— Begin DOCUMENT PASSAGE —

# Hooray, Hulu Plus for TiVo! Wait, what? Premiere only?!



## mjh (Dec 19, 2002)

I'm seriously disappointed that Hulu Plus will not be available on the TiVo HD. That would help alleviate the fact that I just got rid of DirecTV. I could then watch some of the programs that I can't get OTA. But alas, it's not to be. Premier only.

http://www.engadget.com/2010/09/28/hulu-plus-coming-to-tivo-premiere-too/

That said, I did see that NBC Universal has an agreement with Netflix, so I will get *some* of the shows that will be available on Hulu Plus.

http://www.engadget.com/2010/09/24/netflix-nbc-universal-content-deal-brings-battlestar-galactica/


----------



## magnus (Nov 12, 2004)

Get a Premiere and then sell your HD on ebay.


----------



## steve614 (May 1, 2006)

Bah, it doesn't bother me.
I guess that's because I don't get what the big deal is. What does $10 a month get you?
Nothing compelling enough to get me to pay.
If the selection wasn't limited to just a few networks, it might be worth something.


----------



## Ed_Hunt (Jan 2, 2004)

Or just go to eztv.it and download any show you want for free.


----------



## Chris Gerhard (Apr 27, 2002)

I would like to have Hulu but I can't complain. My TiVo HD has several features I wasn't expecting when purchased and I have read that Pandora will soon be added. The new Premiere is better and with additional features, that seems to me a reasonable business approach. There are other threads on this issue, which isn't worth any fuss to begin with.


----------



## Grey Griffin (May 24, 2007)

> I'm seriously disappointed that Hulu Plus will not be available on the TiVo HD. That would help alleviate the fact that I just got rid of DirecTV. I could then watch some of the programs that I can't get OTA. But alas, it's not to be. Premier only.


Hulu Plus isn't as good a deal as it looks. They have a separate catalog from the regular Hulu service. The only shows you can get a "Season Ticket" for are first run from ABC, NBC and Fox. Even their back catalog isn't overly impressive, it's all old broadcast and syndicated shows with a few cable shows thrown in. They don't have any of the current or recent popular cable shows like _The Closer, Burn Notice,_ or _Battlestar Galactica.(although they do have the old BSG on there) Basically all their new stuff you're already getting over the air._


----------



## tootal2 (Oct 14, 2005)

I just watch hulu plus on my desktop computer hooked up to my hdtv. also watch netflix the on my desktop computer. I dont think hulu plus is worth 10.00 a month. Netflix is a better deal. since you can get blu-rays from them.

— End DOCUMENT PASSAGE —

REQUIRED WORK => Do these statements agree with the Hulu Plus thread: (a) one poster has read that Pandora will soon be added to the TiVo HD, (b) Hulu Plus will be available on the TiVo HD, (c) Hulu Plus offers a "Season Ticket" for first-run shows from CBS? Answer yes or no for each, quoting the thread's deciding words. The records after this come from a separate source.

— Begin MATERIAL —

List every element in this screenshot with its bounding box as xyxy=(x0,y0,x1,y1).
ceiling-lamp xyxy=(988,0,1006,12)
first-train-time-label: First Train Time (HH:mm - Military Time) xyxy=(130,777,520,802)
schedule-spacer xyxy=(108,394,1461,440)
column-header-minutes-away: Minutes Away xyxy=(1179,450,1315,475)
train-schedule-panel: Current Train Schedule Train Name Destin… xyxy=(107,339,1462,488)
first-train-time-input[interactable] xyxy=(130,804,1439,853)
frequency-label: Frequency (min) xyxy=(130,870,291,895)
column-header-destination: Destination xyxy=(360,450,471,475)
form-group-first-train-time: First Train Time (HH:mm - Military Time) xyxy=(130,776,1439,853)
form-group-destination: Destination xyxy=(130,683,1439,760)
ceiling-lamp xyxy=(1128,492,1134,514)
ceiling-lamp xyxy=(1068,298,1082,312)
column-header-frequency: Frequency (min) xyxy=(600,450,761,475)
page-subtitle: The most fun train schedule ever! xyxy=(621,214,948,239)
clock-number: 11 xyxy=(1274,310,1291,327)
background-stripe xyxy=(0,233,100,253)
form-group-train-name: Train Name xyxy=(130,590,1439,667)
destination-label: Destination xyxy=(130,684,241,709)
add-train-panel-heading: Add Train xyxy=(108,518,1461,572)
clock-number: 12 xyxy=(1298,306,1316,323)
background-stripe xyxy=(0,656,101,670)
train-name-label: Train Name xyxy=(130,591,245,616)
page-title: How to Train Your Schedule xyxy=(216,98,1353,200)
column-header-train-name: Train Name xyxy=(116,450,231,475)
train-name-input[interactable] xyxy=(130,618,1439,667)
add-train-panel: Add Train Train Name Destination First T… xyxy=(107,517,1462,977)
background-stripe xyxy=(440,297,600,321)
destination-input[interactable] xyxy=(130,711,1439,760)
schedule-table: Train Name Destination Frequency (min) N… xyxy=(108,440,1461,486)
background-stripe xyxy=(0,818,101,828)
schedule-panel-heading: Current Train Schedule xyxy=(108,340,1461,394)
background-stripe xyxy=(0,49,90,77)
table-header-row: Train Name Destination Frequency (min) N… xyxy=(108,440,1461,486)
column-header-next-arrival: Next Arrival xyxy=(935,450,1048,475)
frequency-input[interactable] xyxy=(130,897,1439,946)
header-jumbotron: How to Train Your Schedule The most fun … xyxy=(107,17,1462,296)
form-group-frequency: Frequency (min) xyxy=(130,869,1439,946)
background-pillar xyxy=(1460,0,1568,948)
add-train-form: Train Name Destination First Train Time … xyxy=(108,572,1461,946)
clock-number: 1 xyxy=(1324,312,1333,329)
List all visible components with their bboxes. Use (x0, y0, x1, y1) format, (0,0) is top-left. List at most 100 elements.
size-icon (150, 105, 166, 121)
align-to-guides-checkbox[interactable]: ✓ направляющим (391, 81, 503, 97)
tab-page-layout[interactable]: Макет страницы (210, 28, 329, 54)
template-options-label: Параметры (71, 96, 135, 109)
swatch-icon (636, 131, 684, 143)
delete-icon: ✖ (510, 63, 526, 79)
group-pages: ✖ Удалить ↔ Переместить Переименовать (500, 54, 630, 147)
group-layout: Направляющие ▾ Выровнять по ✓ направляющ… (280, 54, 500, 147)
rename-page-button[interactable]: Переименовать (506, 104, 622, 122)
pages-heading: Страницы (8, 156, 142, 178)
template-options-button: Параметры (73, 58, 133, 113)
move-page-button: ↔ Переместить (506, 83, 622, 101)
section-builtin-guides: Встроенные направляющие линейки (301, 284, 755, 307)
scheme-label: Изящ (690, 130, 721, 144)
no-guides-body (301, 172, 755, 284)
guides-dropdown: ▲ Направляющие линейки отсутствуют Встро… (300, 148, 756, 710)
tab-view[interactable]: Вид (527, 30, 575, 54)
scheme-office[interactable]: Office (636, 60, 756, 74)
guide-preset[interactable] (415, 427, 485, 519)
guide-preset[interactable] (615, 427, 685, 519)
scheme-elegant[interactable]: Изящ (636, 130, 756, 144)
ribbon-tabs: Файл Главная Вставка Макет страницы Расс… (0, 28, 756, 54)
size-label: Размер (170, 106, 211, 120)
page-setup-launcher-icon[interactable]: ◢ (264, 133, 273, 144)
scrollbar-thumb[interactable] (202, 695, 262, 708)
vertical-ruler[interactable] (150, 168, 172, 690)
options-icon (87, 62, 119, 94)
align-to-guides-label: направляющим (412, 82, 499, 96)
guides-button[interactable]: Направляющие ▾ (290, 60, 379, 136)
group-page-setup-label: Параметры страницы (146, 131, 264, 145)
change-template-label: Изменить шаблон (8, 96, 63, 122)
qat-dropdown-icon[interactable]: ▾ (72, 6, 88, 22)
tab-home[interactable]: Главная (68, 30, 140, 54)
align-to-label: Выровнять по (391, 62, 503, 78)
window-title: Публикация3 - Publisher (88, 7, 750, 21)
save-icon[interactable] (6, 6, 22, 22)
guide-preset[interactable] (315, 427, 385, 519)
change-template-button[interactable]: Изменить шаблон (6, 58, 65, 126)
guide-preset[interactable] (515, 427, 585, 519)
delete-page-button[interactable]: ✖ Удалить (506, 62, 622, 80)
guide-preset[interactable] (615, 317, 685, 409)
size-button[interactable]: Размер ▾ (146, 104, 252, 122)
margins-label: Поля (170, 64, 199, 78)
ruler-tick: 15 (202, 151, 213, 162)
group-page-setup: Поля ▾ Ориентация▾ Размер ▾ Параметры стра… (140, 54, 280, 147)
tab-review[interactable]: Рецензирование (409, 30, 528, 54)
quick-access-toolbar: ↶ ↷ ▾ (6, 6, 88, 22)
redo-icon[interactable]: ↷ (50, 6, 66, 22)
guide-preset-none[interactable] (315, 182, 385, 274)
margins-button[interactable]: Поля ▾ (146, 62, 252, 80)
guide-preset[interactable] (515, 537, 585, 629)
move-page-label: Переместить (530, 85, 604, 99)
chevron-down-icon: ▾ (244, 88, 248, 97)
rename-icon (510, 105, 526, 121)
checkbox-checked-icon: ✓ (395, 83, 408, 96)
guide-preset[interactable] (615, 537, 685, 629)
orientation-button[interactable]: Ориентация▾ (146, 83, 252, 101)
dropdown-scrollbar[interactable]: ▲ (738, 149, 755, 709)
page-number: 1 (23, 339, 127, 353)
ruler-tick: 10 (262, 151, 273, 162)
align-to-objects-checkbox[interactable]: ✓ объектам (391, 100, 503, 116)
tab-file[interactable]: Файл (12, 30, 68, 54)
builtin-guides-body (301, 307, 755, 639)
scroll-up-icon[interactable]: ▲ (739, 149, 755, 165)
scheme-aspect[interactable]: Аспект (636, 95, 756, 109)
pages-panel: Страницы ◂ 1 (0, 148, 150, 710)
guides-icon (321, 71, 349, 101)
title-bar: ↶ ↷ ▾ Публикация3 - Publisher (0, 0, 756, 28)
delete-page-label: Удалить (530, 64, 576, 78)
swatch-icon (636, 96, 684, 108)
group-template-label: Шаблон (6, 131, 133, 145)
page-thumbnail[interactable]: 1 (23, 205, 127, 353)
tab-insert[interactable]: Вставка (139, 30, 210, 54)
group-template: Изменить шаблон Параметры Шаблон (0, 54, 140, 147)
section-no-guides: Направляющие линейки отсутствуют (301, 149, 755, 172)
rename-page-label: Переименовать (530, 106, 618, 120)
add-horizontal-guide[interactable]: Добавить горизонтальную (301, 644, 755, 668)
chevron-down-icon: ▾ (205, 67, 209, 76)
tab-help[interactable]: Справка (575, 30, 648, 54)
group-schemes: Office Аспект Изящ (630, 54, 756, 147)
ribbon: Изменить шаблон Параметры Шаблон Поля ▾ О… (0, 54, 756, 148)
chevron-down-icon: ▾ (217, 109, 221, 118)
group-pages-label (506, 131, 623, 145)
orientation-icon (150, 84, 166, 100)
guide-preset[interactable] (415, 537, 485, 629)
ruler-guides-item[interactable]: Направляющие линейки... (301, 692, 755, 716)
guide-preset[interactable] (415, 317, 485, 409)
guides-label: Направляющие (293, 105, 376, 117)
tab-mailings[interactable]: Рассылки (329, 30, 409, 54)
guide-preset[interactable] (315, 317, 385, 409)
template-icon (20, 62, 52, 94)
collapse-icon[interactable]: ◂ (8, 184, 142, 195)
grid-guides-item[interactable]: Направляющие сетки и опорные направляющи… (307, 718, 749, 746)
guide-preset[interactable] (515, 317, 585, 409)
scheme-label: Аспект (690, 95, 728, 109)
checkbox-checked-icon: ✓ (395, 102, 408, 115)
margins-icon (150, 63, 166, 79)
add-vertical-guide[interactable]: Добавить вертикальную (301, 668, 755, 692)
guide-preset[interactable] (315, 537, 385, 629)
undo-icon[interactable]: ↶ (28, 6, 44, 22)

— End MATERIAL —

TASK RESULT =>
(a) Yes: "I have read that Pandora will soon be added."
(b) No: "I'm seriously disappointed that Hulu Plus will not be available on the TiVo HD."
(c) No: "The only shows you can get a "Season Ticket" for are first run from ABC, NBC and Fox."